Wherever a line below holds the word "JSON", copy that line.

■ **Extracts from a graphics dataset**
********************
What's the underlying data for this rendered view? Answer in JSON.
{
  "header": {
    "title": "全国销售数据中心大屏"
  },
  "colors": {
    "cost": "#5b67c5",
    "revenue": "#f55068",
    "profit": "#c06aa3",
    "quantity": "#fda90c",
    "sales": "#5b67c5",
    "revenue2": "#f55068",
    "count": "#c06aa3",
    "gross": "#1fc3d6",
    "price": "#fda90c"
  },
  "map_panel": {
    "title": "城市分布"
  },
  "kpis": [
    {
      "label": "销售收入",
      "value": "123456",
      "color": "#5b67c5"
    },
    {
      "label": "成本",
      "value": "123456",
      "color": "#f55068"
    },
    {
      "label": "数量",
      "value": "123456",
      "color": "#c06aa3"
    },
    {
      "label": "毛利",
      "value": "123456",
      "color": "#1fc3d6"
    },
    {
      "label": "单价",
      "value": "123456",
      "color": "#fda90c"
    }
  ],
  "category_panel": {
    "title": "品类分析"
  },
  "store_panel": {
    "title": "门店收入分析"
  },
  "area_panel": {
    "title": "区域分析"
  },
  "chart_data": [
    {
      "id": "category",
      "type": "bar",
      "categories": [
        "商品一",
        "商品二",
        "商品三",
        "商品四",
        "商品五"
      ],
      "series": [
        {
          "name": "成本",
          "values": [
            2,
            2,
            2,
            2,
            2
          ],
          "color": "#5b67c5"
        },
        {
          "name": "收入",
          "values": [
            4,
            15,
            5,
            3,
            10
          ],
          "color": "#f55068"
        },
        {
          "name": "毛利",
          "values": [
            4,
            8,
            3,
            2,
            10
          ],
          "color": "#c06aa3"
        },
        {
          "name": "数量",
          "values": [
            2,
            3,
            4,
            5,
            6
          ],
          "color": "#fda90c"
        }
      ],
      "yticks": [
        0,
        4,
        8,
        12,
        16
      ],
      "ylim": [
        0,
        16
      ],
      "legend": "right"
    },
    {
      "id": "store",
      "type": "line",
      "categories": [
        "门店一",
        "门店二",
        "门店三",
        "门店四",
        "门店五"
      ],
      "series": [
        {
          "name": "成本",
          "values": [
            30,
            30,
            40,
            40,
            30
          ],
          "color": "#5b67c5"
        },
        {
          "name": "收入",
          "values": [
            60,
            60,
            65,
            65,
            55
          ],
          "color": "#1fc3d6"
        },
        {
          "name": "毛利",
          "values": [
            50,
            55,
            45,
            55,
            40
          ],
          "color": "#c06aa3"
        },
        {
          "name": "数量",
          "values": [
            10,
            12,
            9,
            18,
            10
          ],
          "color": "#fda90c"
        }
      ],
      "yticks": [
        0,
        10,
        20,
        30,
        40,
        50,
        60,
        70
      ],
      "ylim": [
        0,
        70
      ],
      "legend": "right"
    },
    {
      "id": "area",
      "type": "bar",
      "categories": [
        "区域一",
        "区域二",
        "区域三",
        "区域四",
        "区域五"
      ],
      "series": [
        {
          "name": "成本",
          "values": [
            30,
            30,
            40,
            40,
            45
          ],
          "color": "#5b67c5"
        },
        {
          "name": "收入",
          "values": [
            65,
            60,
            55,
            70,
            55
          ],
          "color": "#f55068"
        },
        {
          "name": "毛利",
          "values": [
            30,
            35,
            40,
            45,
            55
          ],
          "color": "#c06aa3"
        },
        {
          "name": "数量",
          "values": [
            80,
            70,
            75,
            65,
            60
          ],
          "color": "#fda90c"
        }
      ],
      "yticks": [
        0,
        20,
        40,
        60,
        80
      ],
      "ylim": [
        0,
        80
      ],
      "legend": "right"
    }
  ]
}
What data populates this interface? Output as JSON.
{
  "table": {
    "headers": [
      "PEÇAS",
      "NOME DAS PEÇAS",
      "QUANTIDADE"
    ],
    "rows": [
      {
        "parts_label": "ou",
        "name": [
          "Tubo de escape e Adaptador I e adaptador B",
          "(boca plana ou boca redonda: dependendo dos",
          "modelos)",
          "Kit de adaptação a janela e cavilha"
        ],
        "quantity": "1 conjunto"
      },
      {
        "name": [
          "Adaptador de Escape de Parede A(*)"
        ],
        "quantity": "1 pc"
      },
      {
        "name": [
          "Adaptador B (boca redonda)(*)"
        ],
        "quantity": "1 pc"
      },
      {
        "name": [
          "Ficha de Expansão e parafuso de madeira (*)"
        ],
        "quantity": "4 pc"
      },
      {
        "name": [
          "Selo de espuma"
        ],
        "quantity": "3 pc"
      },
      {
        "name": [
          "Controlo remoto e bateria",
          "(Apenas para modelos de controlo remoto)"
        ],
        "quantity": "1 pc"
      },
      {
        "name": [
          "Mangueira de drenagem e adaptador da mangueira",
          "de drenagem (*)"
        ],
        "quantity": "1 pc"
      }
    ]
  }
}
********************
■ **Full response**
What's the underlying data for this rendered view? Answer in JSON.
What data populates this interface? Output as JSON.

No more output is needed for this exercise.